Figure contents as structured data:
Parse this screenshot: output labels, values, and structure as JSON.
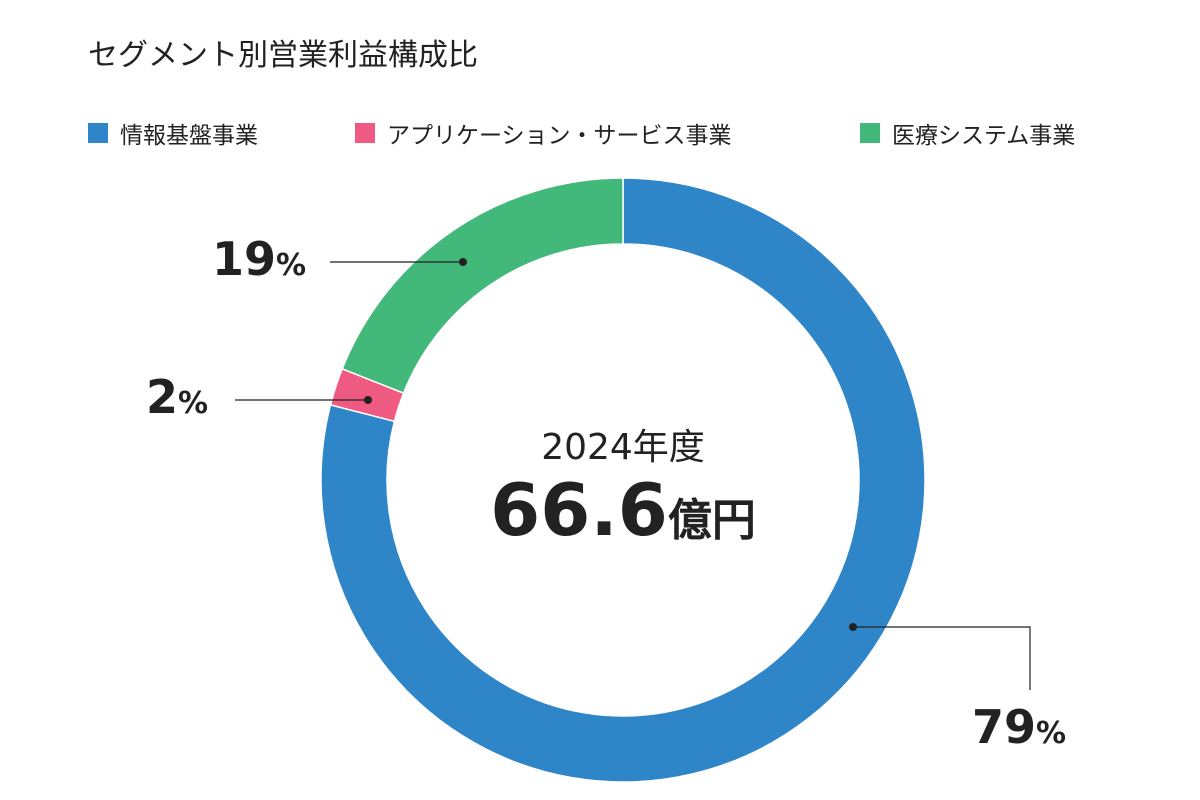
{
  "chart_data": {
    "type": "pie",
    "title": "セグメント別営業利益構成比",
    "center_label": "2024年度",
    "center_value": "66.6",
    "center_unit": "億円",
    "categories": [
      "情報基盤事業",
      "アプリケーション・サービス事業",
      "医療システム事業"
    ],
    "values": [
      79,
      2,
      19
    ],
    "value_suffix": "%",
    "colors": [
      "#2e86c8",
      "#ef5a82",
      "#42b97a"
    ],
    "legend_position": "top"
  }
}
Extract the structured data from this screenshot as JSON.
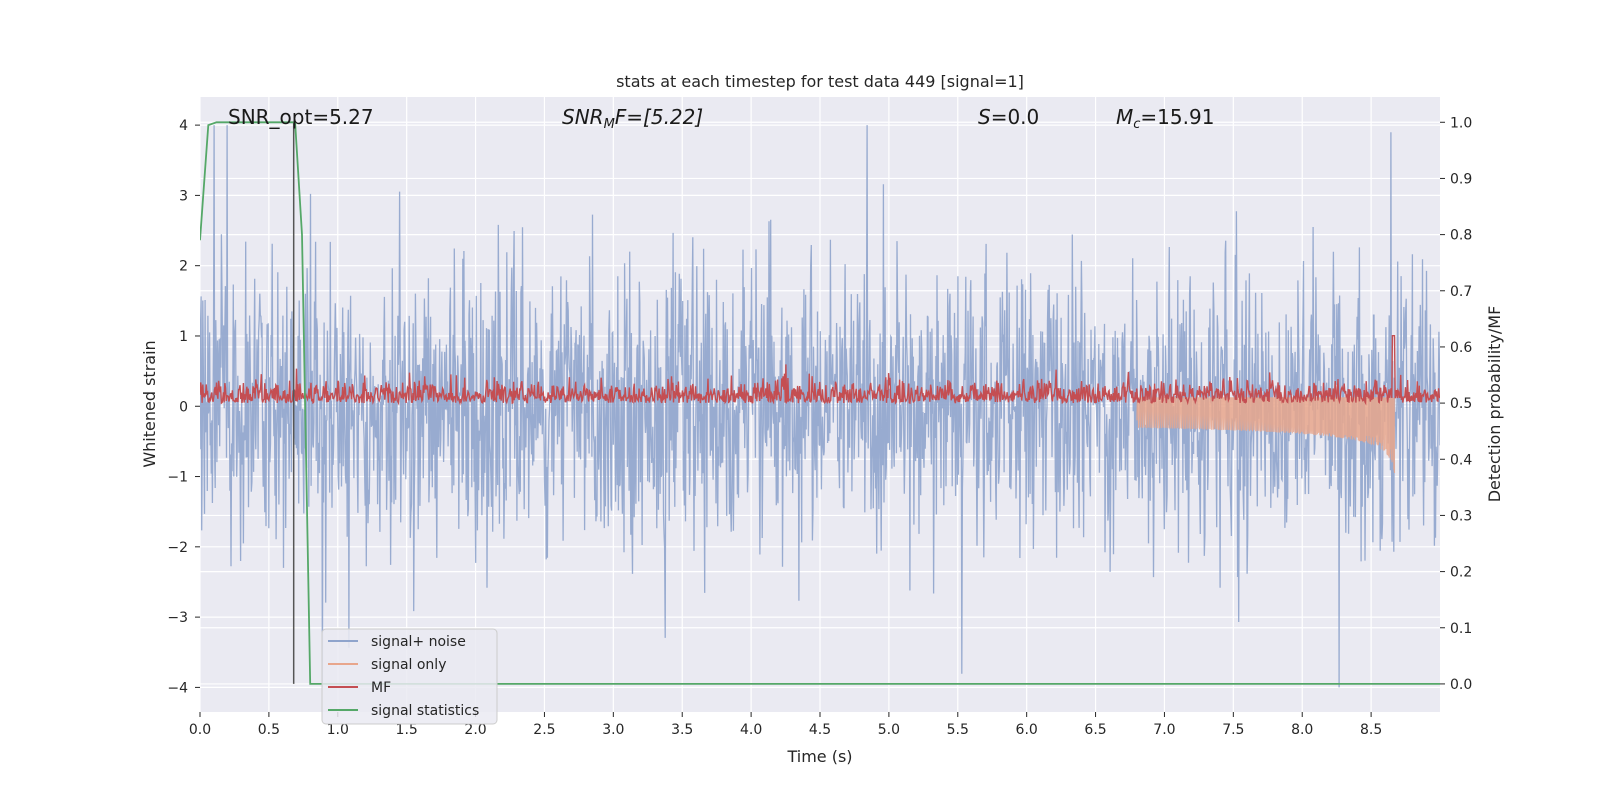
{
  "chart_data": {
    "type": "line",
    "title": "stats at each timestep for test data 449 [signal=1]",
    "xlabel": "Time (s)",
    "ylabel_left": "Whitened strain",
    "ylabel_right": "Detection probability/MF",
    "xlim": [
      0.0,
      9.0
    ],
    "ylim_left": [
      -4.35,
      4.4
    ],
    "ylim_right": [
      -0.05,
      1.045
    ],
    "xticks": [
      "0.0",
      "0.5",
      "1.0",
      "1.5",
      "2.0",
      "2.5",
      "3.0",
      "3.5",
      "4.0",
      "4.5",
      "5.0",
      "5.5",
      "6.0",
      "6.5",
      "7.0",
      "7.5",
      "8.0",
      "8.5"
    ],
    "yticks_left": [
      "−4",
      "−3",
      "−2",
      "−1",
      "0",
      "1",
      "2",
      "3",
      "4"
    ],
    "yticks_right": [
      "0.0",
      "0.1",
      "0.2",
      "0.3",
      "0.4",
      "0.5",
      "0.6",
      "0.7",
      "0.8",
      "0.9",
      "1.0"
    ],
    "grid": true,
    "legend_position": "lower-left",
    "annotations": {
      "snr_opt": "SNR_opt=5.27",
      "snr_mf_label": "SNR",
      "snr_mf_sub": "M",
      "snr_mf_tail": "F=[5.22]",
      "s_label": "S",
      "s_tail": "=0.0",
      "mc_label": "M",
      "mc_sub": "c",
      "mc_tail": "=15.91"
    },
    "vertical_marker_x": 0.68,
    "series": [
      {
        "name": "signal+ noise",
        "axis": "left",
        "color": "#8fa4cc",
        "description_values": "noise band roughly between -2.5 and 2.5 with spikes up to about 4 and down to about -4"
      },
      {
        "name": "signal only",
        "axis": "left",
        "color": "#e8a68c",
        "chirp_end_time": 8.67,
        "chirp_peak_amplitude": [
          -0.95,
          1.0
        ]
      },
      {
        "name": "MF",
        "axis": "right",
        "color": "#c44e52",
        "baseline_range": [
          0.5,
          0.57
        ],
        "peak": {
          "x": 8.66,
          "y": 0.62
        }
      },
      {
        "name": "signal statistics",
        "axis": "right",
        "color": "#55a868",
        "x": [
          0.0,
          0.06,
          0.12,
          0.3,
          0.6,
          0.69,
          0.74,
          0.8,
          0.82,
          9.0
        ],
        "y": [
          0.79,
          0.995,
          1.0,
          1.0,
          1.0,
          1.0,
          0.8,
          0.0,
          0.0,
          0.0
        ]
      }
    ],
    "colors": {
      "plot_background": "#eaeaf2",
      "grid": "#ffffff",
      "marker_line": "#555555"
    }
  }
}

» **AIM OF THE EXERCISE**: Pictures are excluded; repeat every record exactly.

» **WRITTEN SOLUTION**:
Parse this screenshot: output labels, values, and structure as JSON.
{
  "chart_data": {
    "type": "pie",
    "title": "セグメント別営業利益構成比",
    "center_label": "2024年度",
    "center_value": "66.6",
    "center_unit": "億円",
    "categories": [
      "情報基盤事業",
      "アプリケーション・サービス事業",
      "医療システム事業"
    ],
    "values": [
      79,
      2,
      19
    ],
    "value_suffix": "%",
    "colors": [
      "#2e86c8",
      "#ef5a82",
      "#42b97a"
    ],
    "legend_position": "top"
  }
}
Extract the structured data from this screenshot as JSON.
{
  "chart_data": {
    "type": "line",
    "title": "stats at each timestep for test data 449 [signal=1]",
    "xlabel": "Time (s)",
    "ylabel_left": "Whitened strain",
    "ylabel_right": "Detection probability/MF",
    "xlim": [
      0.0,
      9.0
    ],
    "ylim_left": [
      -4.35,
      4.4
    ],
    "ylim_right": [
      -0.05,
      1.045
    ],
    "xticks": [
      "0.0",
      "0.5",
      "1.0",
      "1.5",
      "2.0",
      "2.5",
      "3.0",
      "3.5",
      "4.0",
      "4.5",
      "5.0",
      "5.5",
      "6.0",
      "6.5",
      "7.0",
      "7.5",
      "8.0",
      "8.5"
    ],
    "yticks_left": [
      "−4",
      "−3",
      "−2",
      "−1",
      "0",
      "1",
      "2",
      "3",
      "4"
    ],
    "yticks_right": [
      "0.0",
      "0.1",
      "0.2",
      "0.3",
      "0.4",
      "0.5",
      "0.6",
      "0.7",
      "0.8",
      "0.9",
      "1.0"
    ],
    "grid": true,
    "legend_position": "lower-left",
    "annotations": {
      "snr_opt": "SNR_opt=5.27",
      "snr_mf_label": "SNR",
      "snr_mf_sub": "M",
      "snr_mf_tail": "F=[5.22]",
      "s_label": "S",
      "s_tail": "=0.0",
      "mc_label": "M",
      "mc_sub": "c",
      "mc_tail": "=15.91"
    },
    "vertical_marker_x": 0.68,
    "series": [
      {
        "name": "signal+ noise",
        "axis": "left",
        "color": "#8fa4cc",
        "description_values": "noise band roughly between -2.5 and 2.5 with spikes up to about 4 and down to about -4"
      },
      {
        "name": "signal only",
        "axis": "left",
        "color": "#e8a68c",
        "chirp_end_time": 8.67,
        "chirp_peak_amplitude": [
          -0.95,
          1.0
        ]
      },
      {
        "name": "MF",
        "axis": "right",
        "color": "#c44e52",
        "baseline_range": [
          0.5,
          0.57
        ],
        "peak": {
          "x": 8.66,
          "y": 0.62
        }
      },
      {
        "name": "signal statistics",
        "axis": "right",
        "color": "#55a868",
        "x": [
          0.0,
          0.06,
          0.12,
          0.3,
          0.6,
          0.69,
          0.74,
          0.8,
          0.82,
          9.0
        ],
        "y": [
          0.79,
          0.995,
          1.0,
          1.0,
          1.0,
          1.0,
          0.8,
          0.0,
          0.0,
          0.0
        ]
      }
    ],
    "colors": {
      "plot_background": "#eaeaf2",
      "grid": "#ffffff",
      "marker_line": "#555555"
    }
  }
}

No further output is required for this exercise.